━━ Material for this task

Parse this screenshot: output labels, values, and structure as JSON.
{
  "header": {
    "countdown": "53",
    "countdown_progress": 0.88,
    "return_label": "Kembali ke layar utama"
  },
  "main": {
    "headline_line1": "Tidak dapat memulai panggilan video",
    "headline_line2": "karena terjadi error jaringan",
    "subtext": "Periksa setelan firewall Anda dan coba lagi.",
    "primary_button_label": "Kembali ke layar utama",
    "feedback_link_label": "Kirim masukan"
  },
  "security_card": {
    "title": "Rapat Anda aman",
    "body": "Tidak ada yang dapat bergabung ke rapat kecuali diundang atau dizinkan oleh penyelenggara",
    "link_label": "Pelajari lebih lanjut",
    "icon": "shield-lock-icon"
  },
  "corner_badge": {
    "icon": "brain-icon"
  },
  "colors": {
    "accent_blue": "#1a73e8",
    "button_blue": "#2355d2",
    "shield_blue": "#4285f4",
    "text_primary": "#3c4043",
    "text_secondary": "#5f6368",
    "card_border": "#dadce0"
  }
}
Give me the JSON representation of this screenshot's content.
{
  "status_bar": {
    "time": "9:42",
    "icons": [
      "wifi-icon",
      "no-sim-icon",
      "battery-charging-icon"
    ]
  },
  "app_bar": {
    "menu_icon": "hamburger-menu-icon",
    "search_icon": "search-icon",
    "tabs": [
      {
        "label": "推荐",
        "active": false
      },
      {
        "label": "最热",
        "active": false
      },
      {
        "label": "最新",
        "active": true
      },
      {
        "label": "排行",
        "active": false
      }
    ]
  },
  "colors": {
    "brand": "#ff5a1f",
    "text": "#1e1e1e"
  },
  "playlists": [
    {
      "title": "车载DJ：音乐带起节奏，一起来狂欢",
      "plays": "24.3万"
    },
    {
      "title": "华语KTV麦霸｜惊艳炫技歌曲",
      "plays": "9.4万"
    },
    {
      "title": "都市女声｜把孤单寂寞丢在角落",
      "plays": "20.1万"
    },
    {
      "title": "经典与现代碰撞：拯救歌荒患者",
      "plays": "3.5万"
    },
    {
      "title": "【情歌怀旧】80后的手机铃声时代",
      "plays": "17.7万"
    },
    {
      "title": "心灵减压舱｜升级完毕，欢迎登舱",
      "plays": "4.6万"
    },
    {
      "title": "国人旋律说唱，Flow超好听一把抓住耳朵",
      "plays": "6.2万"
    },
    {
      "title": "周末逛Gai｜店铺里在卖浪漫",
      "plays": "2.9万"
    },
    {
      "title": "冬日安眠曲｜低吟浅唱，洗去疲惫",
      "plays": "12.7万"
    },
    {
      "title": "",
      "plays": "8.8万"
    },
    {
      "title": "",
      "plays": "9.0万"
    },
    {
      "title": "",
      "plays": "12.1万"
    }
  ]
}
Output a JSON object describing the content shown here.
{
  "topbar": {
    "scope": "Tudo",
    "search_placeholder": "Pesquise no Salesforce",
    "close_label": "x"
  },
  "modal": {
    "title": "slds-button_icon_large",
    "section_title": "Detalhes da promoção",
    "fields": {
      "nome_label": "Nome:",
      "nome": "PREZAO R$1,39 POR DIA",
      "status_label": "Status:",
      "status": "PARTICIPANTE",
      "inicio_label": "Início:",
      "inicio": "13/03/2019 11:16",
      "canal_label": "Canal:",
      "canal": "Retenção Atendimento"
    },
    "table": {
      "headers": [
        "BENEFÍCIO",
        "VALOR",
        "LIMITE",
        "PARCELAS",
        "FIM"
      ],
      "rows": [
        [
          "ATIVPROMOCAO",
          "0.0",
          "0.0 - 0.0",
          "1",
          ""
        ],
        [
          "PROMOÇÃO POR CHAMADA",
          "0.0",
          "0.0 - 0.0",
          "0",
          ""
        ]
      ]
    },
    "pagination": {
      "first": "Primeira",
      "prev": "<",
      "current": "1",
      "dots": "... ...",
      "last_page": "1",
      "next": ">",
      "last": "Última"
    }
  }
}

━━━━

Given problem —
Return all the data above once more, precisely as given.

Answer for this exercise —
Parse this screenshot: output labels, values, and structure as JSON.
{
  "header": {
    "countdown": "53",
    "countdown_progress": 0.88,
    "return_label": "Kembali ke layar utama"
  },
  "main": {
    "headline_line1": "Tidak dapat memulai panggilan video",
    "headline_line2": "karena terjadi error jaringan",
    "subtext": "Periksa setelan firewall Anda dan coba lagi.",
    "primary_button_label": "Kembali ke layar utama",
    "feedback_link_label": "Kirim masukan"
  },
  "security_card": {
    "title": "Rapat Anda aman",
    "body": "Tidak ada yang dapat bergabung ke rapat kecuali diundang atau dizinkan oleh penyelenggara",
    "link_label": "Pelajari lebih lanjut",
    "icon": "shield-lock-icon"
  },
  "corner_badge": {
    "icon": "brain-icon"
  },
  "colors": {
    "accent_blue": "#1a73e8",
    "button_blue": "#2355d2",
    "shield_blue": "#4285f4",
    "text_primary": "#3c4043",
    "text_secondary": "#5f6368",
    "card_border": "#dadce0"
  }
}
Give me the JSON representation of this screenshot's content.
{
  "status_bar": {
    "time": "9:42",
    "icons": [
      "wifi-icon",
      "no-sim-icon",
      "battery-charging-icon"
    ]
  },
  "app_bar": {
    "menu_icon": "hamburger-menu-icon",
    "search_icon": "search-icon",
    "tabs": [
      {
        "label": "推荐",
        "active": false
      },
      {
        "label": "最热",
        "active": false
      },
      {
        "label": "最新",
        "active": true
      },
      {
        "label": "排行",
        "active": false
      }
    ]
  },
  "colors": {
    "brand": "#ff5a1f",
    "text": "#1e1e1e"
  },
  "playlists": [
    {
      "title": "车载DJ：音乐带起节奏，一起来狂欢",
      "plays": "24.3万"
    },
    {
      "title": "华语KTV麦霸｜惊艳炫技歌曲",
      "plays": "9.4万"
    },
    {
      "title": "都市女声｜把孤单寂寞丢在角落",
      "plays": "20.1万"
    },
    {
      "title": "经典与现代碰撞：拯救歌荒患者",
      "plays": "3.5万"
    },
    {
      "title": "【情歌怀旧】80后的手机铃声时代",
      "plays": "17.7万"
    },
    {
      "title": "心灵减压舱｜升级完毕，欢迎登舱",
      "plays": "4.6万"
    },
    {
      "title": "国人旋律说唱，Flow超好听一把抓住耳朵",
      "plays": "6.2万"
    },
    {
      "title": "周末逛Gai｜店铺里在卖浪漫",
      "plays": "2.9万"
    },
    {
      "title": "冬日安眠曲｜低吟浅唱，洗去疲惫",
      "plays": "12.7万"
    },
    {
      "title": "",
      "plays": "8.8万"
    },
    {
      "title": "",
      "plays": "9.0万"
    },
    {
      "title": "",
      "plays": "12.1万"
    }
  ]
}
Output a JSON object describing the content shown here.
{
  "topbar": {
    "scope": "Tudo",
    "search_placeholder": "Pesquise no Salesforce",
    "close_label": "x"
  },
  "modal": {
    "title": "slds-button_icon_large",
    "section_title": "Detalhes da promoção",
    "fields": {
      "nome_label": "Nome:",
      "nome": "PREZAO R$1,39 POR DIA",
      "status_label": "Status:",
      "status": "PARTICIPANTE",
      "inicio_label": "Início:",
      "inicio": "13/03/2019 11:16",
      "canal_label": "Canal:",
      "canal": "Retenção Atendimento"
    },
    "table": {
      "headers": [
        "BENEFÍCIO",
        "VALOR",
        "LIMITE",
        "PARCELAS",
        "FIM"
      ],
      "rows": [
        [
          "ATIVPROMOCAO",
          "0.0",
          "0.0 - 0.0",
          "1",
          ""
        ],
        [
          "PROMOÇÃO POR CHAMADA",
          "0.0",
          "0.0 - 0.0",
          "0",
          ""
        ]
      ]
    },
    "pagination": {
      "first": "Primeira",
      "prev": "<",
      "current": "1",
      "dots": "... ...",
      "last_page": "1",
      "next": ">",
      "last": "Última"
    }
  }
}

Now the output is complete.